*What the task asks*
Look for the string "been" in the lines and copy each line that has it.

*Data for this task*
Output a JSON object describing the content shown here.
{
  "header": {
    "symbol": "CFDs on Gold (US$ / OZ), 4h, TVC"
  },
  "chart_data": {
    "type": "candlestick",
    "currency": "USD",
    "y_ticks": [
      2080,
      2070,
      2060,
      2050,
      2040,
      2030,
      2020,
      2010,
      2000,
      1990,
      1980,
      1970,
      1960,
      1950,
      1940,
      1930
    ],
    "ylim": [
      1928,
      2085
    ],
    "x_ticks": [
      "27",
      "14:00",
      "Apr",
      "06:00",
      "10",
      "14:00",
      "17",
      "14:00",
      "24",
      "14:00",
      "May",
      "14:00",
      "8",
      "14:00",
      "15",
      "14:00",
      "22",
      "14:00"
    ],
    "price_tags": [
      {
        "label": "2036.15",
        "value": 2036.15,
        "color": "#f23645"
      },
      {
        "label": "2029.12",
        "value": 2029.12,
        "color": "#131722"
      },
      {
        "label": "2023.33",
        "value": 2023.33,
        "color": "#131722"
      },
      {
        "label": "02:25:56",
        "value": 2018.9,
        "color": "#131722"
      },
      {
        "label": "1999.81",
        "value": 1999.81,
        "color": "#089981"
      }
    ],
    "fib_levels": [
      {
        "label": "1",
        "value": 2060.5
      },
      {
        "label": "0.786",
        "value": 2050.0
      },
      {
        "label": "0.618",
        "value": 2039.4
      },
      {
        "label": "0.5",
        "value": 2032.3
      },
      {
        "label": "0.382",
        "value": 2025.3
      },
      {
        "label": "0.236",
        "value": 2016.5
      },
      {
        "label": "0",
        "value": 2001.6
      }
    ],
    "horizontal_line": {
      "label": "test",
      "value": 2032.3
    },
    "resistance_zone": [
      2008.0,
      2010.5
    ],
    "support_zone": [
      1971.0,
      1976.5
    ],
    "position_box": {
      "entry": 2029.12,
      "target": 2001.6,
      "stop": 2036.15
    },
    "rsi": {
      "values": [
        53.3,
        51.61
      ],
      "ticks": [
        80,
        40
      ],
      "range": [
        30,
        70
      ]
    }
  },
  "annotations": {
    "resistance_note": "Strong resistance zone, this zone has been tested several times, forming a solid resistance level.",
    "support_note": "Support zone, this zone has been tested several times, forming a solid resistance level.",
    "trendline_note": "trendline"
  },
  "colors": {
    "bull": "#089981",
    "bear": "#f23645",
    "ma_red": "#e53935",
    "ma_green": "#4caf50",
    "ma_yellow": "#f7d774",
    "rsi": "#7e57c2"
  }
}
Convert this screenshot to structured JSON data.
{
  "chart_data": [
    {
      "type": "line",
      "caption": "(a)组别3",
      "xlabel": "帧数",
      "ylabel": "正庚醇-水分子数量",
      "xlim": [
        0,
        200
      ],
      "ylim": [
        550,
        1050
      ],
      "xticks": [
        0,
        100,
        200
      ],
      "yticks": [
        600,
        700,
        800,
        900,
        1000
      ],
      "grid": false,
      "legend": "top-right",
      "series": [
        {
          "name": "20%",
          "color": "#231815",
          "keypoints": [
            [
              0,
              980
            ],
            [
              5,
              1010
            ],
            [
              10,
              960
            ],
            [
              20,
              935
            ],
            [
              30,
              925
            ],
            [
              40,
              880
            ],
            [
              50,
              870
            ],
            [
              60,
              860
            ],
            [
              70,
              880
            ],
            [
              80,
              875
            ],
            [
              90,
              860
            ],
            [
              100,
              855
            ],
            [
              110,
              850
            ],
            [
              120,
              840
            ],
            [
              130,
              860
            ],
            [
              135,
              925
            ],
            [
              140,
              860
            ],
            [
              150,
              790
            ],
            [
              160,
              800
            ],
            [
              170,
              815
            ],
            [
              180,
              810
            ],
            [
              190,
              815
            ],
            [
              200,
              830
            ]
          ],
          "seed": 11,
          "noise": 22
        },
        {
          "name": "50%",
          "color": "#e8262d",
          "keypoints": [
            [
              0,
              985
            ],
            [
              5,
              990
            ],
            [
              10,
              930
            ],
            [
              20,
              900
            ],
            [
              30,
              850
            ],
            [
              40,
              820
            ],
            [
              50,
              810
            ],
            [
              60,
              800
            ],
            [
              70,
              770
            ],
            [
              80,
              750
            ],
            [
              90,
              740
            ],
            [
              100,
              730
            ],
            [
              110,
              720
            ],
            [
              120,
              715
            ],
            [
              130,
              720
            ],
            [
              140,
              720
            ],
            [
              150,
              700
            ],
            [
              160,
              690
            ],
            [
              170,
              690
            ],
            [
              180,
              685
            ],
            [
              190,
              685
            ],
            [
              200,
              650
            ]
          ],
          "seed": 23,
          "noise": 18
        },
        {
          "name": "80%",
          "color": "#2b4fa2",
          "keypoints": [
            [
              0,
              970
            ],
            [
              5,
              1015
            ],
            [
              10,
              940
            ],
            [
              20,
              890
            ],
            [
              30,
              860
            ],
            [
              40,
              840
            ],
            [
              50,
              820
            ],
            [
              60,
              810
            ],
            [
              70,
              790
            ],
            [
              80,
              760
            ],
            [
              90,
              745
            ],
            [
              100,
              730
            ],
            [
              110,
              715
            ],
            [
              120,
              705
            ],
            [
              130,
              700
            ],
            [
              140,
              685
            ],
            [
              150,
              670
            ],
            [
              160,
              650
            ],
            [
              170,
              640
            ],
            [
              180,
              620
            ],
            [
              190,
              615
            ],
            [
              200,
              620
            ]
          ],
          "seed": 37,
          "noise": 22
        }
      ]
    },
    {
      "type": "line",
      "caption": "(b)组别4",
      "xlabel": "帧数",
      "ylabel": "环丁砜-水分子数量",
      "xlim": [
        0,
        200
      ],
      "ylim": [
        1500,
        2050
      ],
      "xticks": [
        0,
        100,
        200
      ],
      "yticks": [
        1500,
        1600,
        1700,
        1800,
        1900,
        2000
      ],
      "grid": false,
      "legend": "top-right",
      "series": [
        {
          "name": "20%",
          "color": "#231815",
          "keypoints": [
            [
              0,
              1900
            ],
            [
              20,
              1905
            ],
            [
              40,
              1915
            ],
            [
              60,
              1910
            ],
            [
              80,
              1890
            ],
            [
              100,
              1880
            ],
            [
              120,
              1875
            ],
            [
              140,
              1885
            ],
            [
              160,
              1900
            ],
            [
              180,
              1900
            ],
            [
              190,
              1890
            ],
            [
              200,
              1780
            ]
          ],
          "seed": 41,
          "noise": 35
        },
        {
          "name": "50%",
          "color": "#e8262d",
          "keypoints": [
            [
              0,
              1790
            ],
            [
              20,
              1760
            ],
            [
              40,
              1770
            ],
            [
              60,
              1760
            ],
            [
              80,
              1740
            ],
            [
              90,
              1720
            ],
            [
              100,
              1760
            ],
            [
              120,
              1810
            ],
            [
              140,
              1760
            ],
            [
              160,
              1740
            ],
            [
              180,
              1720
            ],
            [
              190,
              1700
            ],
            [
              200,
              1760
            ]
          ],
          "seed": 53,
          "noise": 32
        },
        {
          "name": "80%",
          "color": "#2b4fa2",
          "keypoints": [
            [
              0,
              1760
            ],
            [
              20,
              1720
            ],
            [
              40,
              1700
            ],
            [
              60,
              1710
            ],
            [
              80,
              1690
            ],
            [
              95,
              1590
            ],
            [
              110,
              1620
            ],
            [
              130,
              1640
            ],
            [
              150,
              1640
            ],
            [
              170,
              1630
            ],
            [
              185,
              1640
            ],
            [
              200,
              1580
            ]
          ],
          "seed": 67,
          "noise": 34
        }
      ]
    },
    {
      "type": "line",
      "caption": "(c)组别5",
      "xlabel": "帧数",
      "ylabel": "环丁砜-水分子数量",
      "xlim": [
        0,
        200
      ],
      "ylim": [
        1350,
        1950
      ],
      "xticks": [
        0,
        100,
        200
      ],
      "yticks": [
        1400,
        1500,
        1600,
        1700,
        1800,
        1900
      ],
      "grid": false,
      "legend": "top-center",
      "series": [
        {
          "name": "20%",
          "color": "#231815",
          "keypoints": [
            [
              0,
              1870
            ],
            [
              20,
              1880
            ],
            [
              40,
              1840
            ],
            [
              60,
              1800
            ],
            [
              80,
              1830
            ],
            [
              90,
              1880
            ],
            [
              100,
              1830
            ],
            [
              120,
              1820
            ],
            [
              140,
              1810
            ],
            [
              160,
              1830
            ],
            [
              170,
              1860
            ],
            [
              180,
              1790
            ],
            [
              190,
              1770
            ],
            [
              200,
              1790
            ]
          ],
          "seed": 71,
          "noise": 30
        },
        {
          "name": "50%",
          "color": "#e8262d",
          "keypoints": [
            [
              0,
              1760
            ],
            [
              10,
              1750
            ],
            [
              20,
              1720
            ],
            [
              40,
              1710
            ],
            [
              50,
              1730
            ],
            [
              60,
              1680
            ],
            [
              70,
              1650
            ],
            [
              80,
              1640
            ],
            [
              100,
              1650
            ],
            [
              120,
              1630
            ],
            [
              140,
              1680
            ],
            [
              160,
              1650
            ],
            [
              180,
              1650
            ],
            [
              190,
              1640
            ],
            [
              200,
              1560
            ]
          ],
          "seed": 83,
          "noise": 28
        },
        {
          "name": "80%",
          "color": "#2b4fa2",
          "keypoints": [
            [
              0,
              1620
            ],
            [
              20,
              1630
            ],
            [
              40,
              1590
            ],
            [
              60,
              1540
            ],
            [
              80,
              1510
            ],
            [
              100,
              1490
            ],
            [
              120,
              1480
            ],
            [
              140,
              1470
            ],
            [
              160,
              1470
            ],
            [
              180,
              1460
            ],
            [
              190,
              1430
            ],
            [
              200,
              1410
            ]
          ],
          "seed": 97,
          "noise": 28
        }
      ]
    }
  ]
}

*Completed exercise*
    "resistance_note": "Strong resistance zone, this zone has been tested several times, forming a solid resistance level.",
    "support_note": "Support zone, this zone has been tested several times, forming a solid resistance level.",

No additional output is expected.